RECORD SET =
○ ○ ○ ○ ○ ○ ○

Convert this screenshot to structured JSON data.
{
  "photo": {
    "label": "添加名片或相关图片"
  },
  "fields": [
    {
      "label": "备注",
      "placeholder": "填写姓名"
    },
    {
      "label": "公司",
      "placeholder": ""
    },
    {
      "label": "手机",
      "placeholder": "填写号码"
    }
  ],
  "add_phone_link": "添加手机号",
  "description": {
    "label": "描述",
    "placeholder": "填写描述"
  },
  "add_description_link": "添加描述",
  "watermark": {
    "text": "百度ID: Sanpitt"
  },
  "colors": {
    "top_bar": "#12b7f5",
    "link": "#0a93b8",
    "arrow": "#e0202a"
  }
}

○ ○ ○ ○ ○ ○ ○

WHAT IS BEING ASKED = Pull out all lines containing "label".

WRITTEN REPLY =
    "label": "添加名片或相关图片"
      "label": "备注",
      "label": "公司",
      "label": "手机",
    "label": "描述",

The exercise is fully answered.